--- START EXCERPTED DATA ---
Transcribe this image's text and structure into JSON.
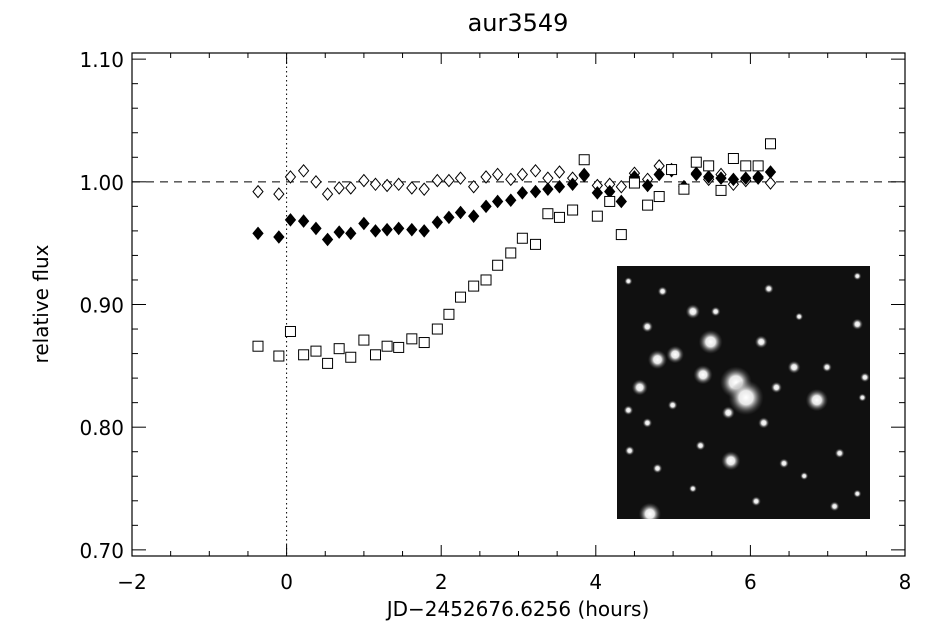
{
  "chart_data": {
    "type": "scatter",
    "title": "aur3549",
    "xlabel": "JD−2452676.6256 (hours)",
    "ylabel": "relative flux",
    "xlim": [
      -2,
      8
    ],
    "ylim": [
      0.695,
      1.105
    ],
    "x_ticks": [
      -2,
      0,
      2,
      4,
      6,
      8
    ],
    "x_tick_labels": [
      "−2",
      "0",
      "2",
      "4",
      "6",
      "8"
    ],
    "y_ticks": [
      0.7,
      0.8,
      0.9,
      1.0,
      1.1
    ],
    "y_tick_labels": [
      "0.70",
      "0.80",
      "0.90",
      "1.00",
      "1.10"
    ],
    "grid": false,
    "reference_lines": [
      {
        "axis": "y",
        "value": 1.0,
        "style": "dashed"
      },
      {
        "axis": "x",
        "value": 0,
        "style": "dotted"
      }
    ],
    "series": [
      {
        "marker": "open-diamond",
        "x": [
          -0.37,
          -0.1,
          0.05,
          0.22,
          0.38,
          0.53,
          0.68,
          0.83,
          1.0,
          1.15,
          1.3,
          1.45,
          1.62,
          1.78,
          1.95,
          2.1,
          2.25,
          2.42,
          2.58,
          2.73,
          2.9,
          3.05,
          3.22,
          3.38,
          3.53,
          3.7,
          3.85,
          4.02,
          4.18,
          4.33,
          4.5,
          4.67,
          4.82,
          4.98,
          5.14,
          5.3,
          5.46,
          5.62,
          5.78,
          5.94,
          6.1,
          6.26
        ],
        "y": [
          0.992,
          0.99,
          1.004,
          1.009,
          1.0,
          0.99,
          0.995,
          0.995,
          1.001,
          0.998,
          0.997,
          0.998,
          0.995,
          0.994,
          1.001,
          1.001,
          1.003,
          0.996,
          1.004,
          1.006,
          1.002,
          1.006,
          1.009,
          1.003,
          1.008,
          1.003,
          1.005,
          0.997,
          0.998,
          0.996,
          1.007,
          1.002,
          1.013,
          1.01,
          0.996,
          1.006,
          1.002,
          1.006,
          0.998,
          1.001,
          1.003,
          0.999
        ]
      },
      {
        "marker": "filled-diamond",
        "x": [
          -0.37,
          -0.1,
          0.05,
          0.22,
          0.38,
          0.53,
          0.68,
          0.83,
          1.0,
          1.15,
          1.3,
          1.45,
          1.62,
          1.78,
          1.95,
          2.1,
          2.25,
          2.42,
          2.58,
          2.73,
          2.9,
          3.05,
          3.22,
          3.38,
          3.53,
          3.7,
          3.85,
          4.02,
          4.18,
          4.33,
          4.5,
          4.67,
          4.82,
          4.98,
          5.14,
          5.3,
          5.46,
          5.62,
          5.78,
          5.94,
          6.1,
          6.26
        ],
        "y": [
          0.958,
          0.955,
          0.969,
          0.968,
          0.962,
          0.953,
          0.959,
          0.958,
          0.966,
          0.96,
          0.961,
          0.962,
          0.961,
          0.96,
          0.967,
          0.971,
          0.975,
          0.972,
          0.98,
          0.984,
          0.985,
          0.991,
          0.992,
          0.994,
          0.996,
          0.998,
          1.006,
          0.991,
          0.992,
          0.984,
          1.004,
          0.997,
          1.006,
          1.009,
          0.996,
          1.007,
          1.004,
          1.003,
          1.002,
          1.003,
          1.004,
          1.008
        ]
      },
      {
        "marker": "open-square",
        "x": [
          -0.37,
          -0.1,
          0.05,
          0.22,
          0.38,
          0.53,
          0.68,
          0.83,
          1.0,
          1.15,
          1.3,
          1.45,
          1.62,
          1.78,
          1.95,
          2.1,
          2.25,
          2.42,
          2.58,
          2.73,
          2.9,
          3.05,
          3.22,
          3.38,
          3.53,
          3.7,
          3.85,
          4.02,
          4.18,
          4.33,
          4.5,
          4.67,
          4.82,
          4.98,
          5.14,
          5.3,
          5.46,
          5.62,
          5.78,
          5.94,
          6.1,
          6.26
        ],
        "y": [
          0.866,
          0.858,
          0.878,
          0.859,
          0.862,
          0.852,
          0.864,
          0.857,
          0.871,
          0.859,
          0.866,
          0.865,
          0.872,
          0.869,
          0.88,
          0.892,
          0.906,
          0.915,
          0.92,
          0.932,
          0.942,
          0.954,
          0.949,
          0.974,
          0.971,
          0.977,
          1.018,
          0.972,
          0.984,
          0.957,
          0.999,
          0.981,
          0.988,
          1.01,
          0.994,
          1.016,
          1.013,
          0.993,
          1.019,
          1.013,
          1.013,
          1.031
        ]
      }
    ],
    "inset": {
      "type": "image",
      "description_visible": "star field"
    }
  },
  "inset_stars": [
    [
      0.045,
      0.06,
      2.5
    ],
    [
      0.18,
      0.1,
      3
    ],
    [
      0.39,
      0.18,
      3
    ],
    [
      0.6,
      0.09,
      3
    ],
    [
      0.95,
      0.04,
      2.5
    ],
    [
      0.72,
      0.2,
      2.5
    ],
    [
      0.12,
      0.24,
      3.5
    ],
    [
      0.3,
      0.18,
      4.5
    ],
    [
      0.57,
      0.3,
      4
    ],
    [
      0.95,
      0.23,
      3.5
    ],
    [
      0.7,
      0.4,
      4
    ],
    [
      0.83,
      0.4,
      3
    ],
    [
      0.23,
      0.35,
      5.5
    ],
    [
      0.37,
      0.3,
      7.5
    ],
    [
      0.16,
      0.37,
      6
    ],
    [
      0.34,
      0.43,
      6
    ],
    [
      0.09,
      0.48,
      5
    ],
    [
      0.045,
      0.57,
      3
    ],
    [
      0.47,
      0.46,
      10
    ],
    [
      0.51,
      0.52,
      11
    ],
    [
      0.44,
      0.58,
      4
    ],
    [
      0.58,
      0.62,
      3.5
    ],
    [
      0.79,
      0.53,
      7
    ],
    [
      0.63,
      0.48,
      3.5
    ],
    [
      0.98,
      0.44,
      3
    ],
    [
      0.97,
      0.52,
      2.5
    ],
    [
      0.12,
      0.62,
      3
    ],
    [
      0.22,
      0.55,
      3
    ],
    [
      0.88,
      0.74,
      3
    ],
    [
      0.66,
      0.78,
      3
    ],
    [
      0.05,
      0.73,
      3
    ],
    [
      0.16,
      0.8,
      3
    ],
    [
      0.33,
      0.71,
      3
    ],
    [
      0.45,
      0.77,
      6
    ],
    [
      0.74,
      0.83,
      2.5
    ],
    [
      0.95,
      0.9,
      2.5
    ],
    [
      0.55,
      0.93,
      3
    ],
    [
      0.13,
      0.98,
      7
    ],
    [
      0.3,
      0.88,
      2.5
    ],
    [
      0.86,
      0.95,
      3
    ]
  ]
}
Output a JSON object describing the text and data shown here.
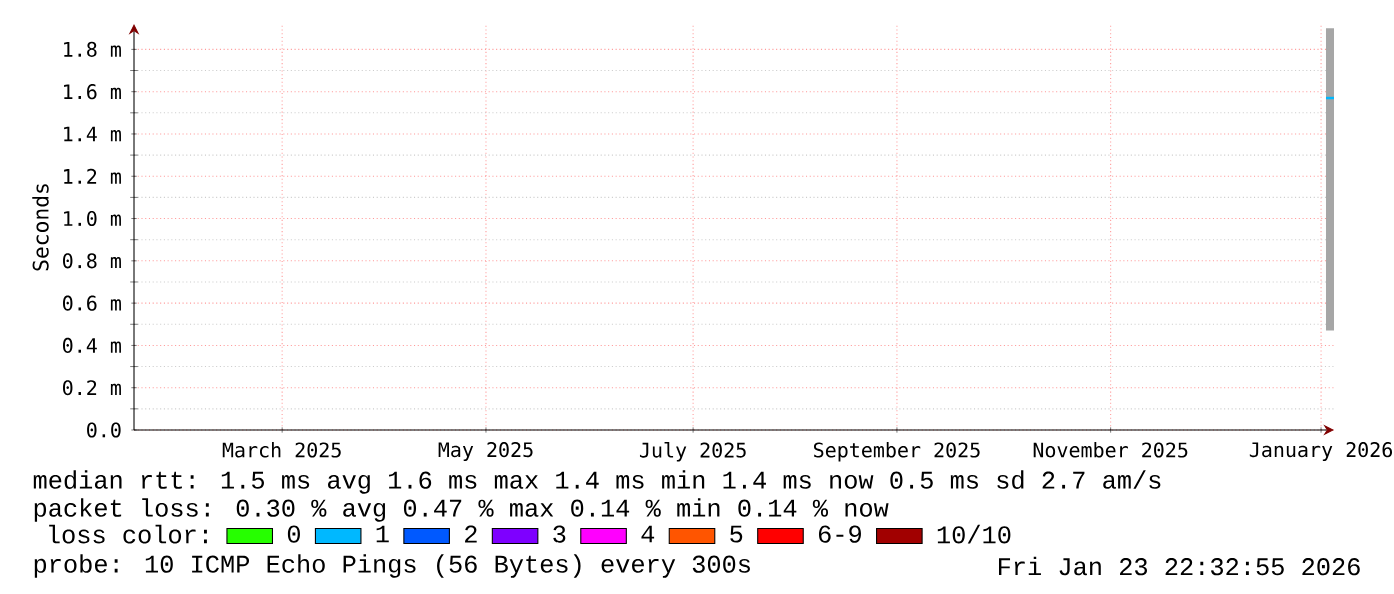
{
  "chart_data": {
    "type": "line",
    "ylabel": "Seconds",
    "xlim": [
      "2025-01-23T22:32",
      "2026-01-23T22:32"
    ],
    "xticks": [
      {
        "value": "2025-03-10",
        "label": "March 2025"
      },
      {
        "value": "2025-05-11",
        "label": "May 2025"
      },
      {
        "value": "2025-07-13",
        "label": "July 2025"
      },
      {
        "value": "2025-09-13",
        "label": "September 2025"
      },
      {
        "value": "2025-11-17",
        "label": "November 2025"
      },
      {
        "value": "2026-01-20",
        "label": "January 2026"
      }
    ],
    "ylim": [
      0,
      1.92
    ],
    "yticks": [
      {
        "value": 0,
        "label": "0.0"
      },
      {
        "value": 0.2,
        "label": "0.2 m"
      },
      {
        "value": 0.4,
        "label": "0.4 m"
      },
      {
        "value": 0.6,
        "label": "0.6 m"
      },
      {
        "value": 0.8,
        "label": "0.8 m"
      },
      {
        "value": 1.0,
        "label": "1.0 m"
      },
      {
        "value": 1.2,
        "label": "1.2 m"
      },
      {
        "value": 1.4,
        "label": "1.4 m"
      },
      {
        "value": 1.6,
        "label": "1.6 m"
      },
      {
        "value": 1.8,
        "label": "1.8 m"
      }
    ],
    "grid": true,
    "legend": "bottom",
    "legend_title": "loss color:",
    "series": [
      {
        "name": "0",
        "color": "#26ff00"
      },
      {
        "name": "1",
        "color": "#00b8ff",
        "x": [
          "2026-01-21T12:00",
          "2026-01-23T22:32"
        ],
        "values": [
          1.57,
          1.57
        ],
        "lower": [
          0.47,
          0.47
        ],
        "upper": [
          1.9,
          1.9
        ]
      },
      {
        "name": "2",
        "color": "#0059ff"
      },
      {
        "name": "3",
        "color": "#7e00ff"
      },
      {
        "name": "4",
        "color": "#ff00fe"
      },
      {
        "name": "5",
        "color": "#ff5500"
      },
      {
        "name": "6-9",
        "color": "#ff0000"
      },
      {
        "name": "10/10",
        "color": "#a10000"
      }
    ],
    "annotations": [
      "median rtt:  1.5 ms avg  1.6 ms max  1.4 ms min  1.4 ms now  0.5 ms sd  2.7   am/s",
      "packet loss: 0.30 % avg  0.47 % max  0.14 % min  0.14 % now",
      "probe:       10 ICMP Echo Pings (56 Bytes) every 300s",
      "Fri Jan 23 22:32:55 2026"
    ]
  }
}
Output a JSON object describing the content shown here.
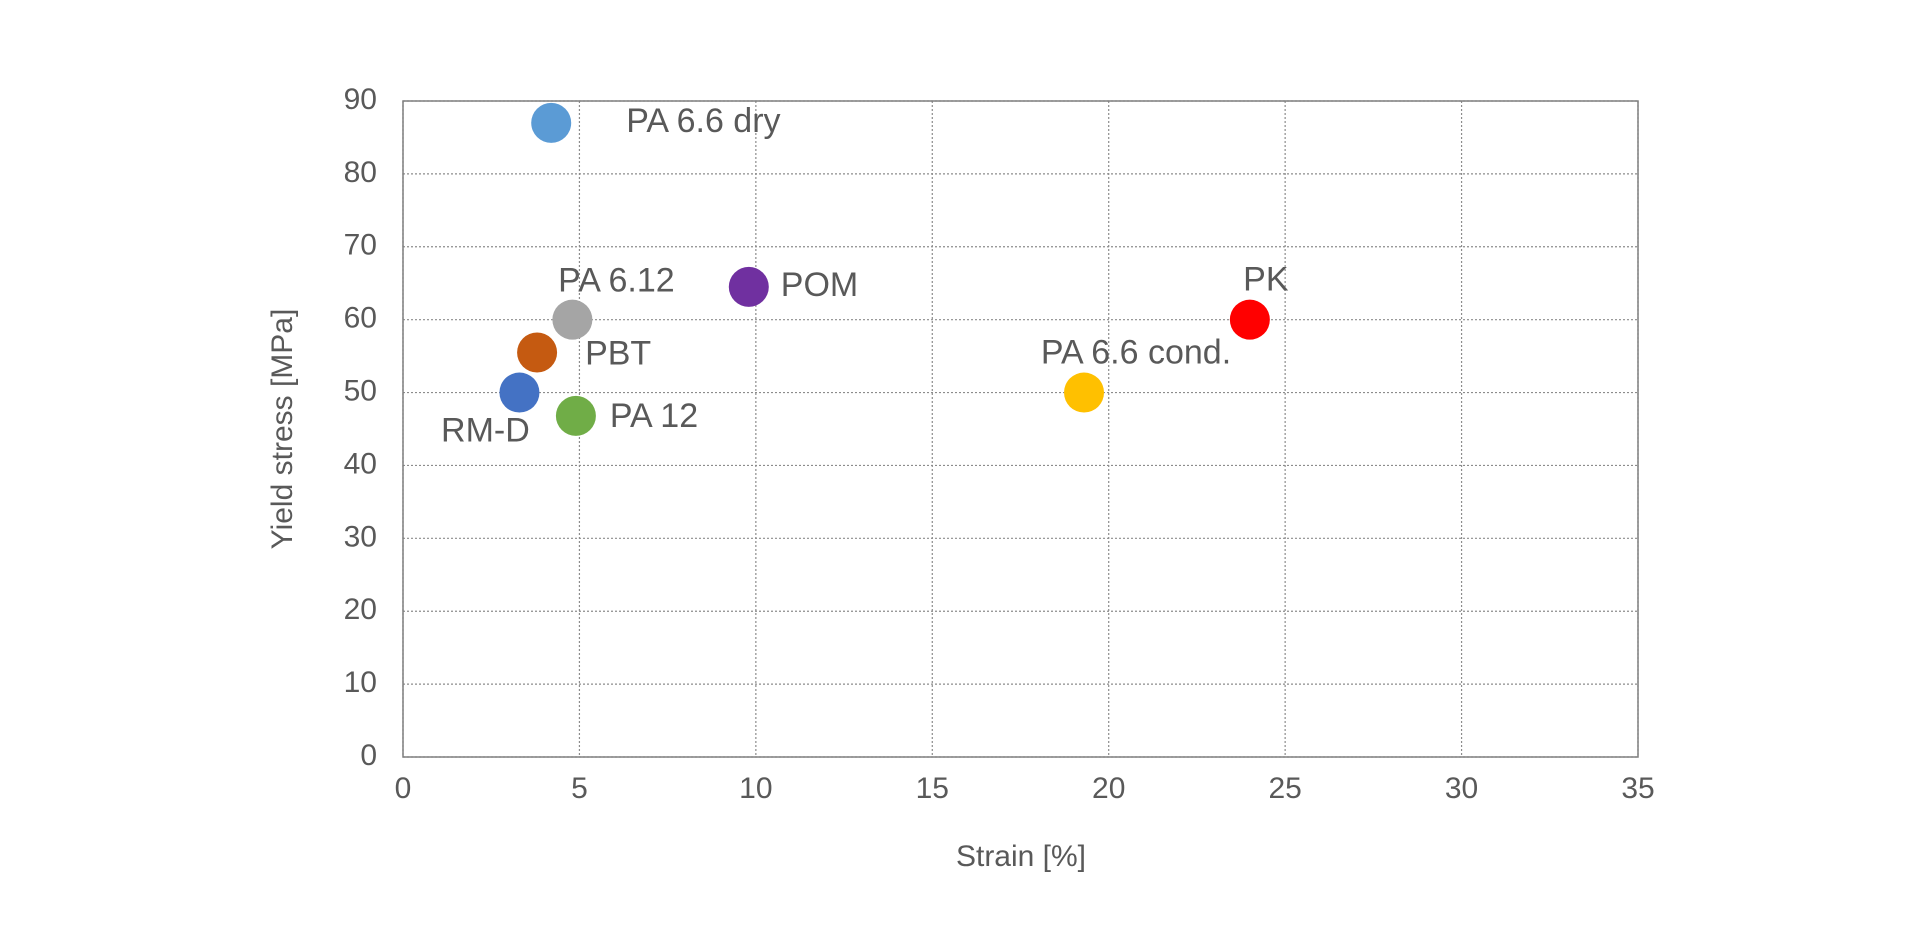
--- END EXCERPTED DATA ---
• _WHAT YOU ARE ASKED TO DO_
Scan the entries above. Copy each line that has the string "describing".

• _TASK RESPONSE_
Output a JSON object describing the text and data shown here.
Output a JSON object describing the content shown here.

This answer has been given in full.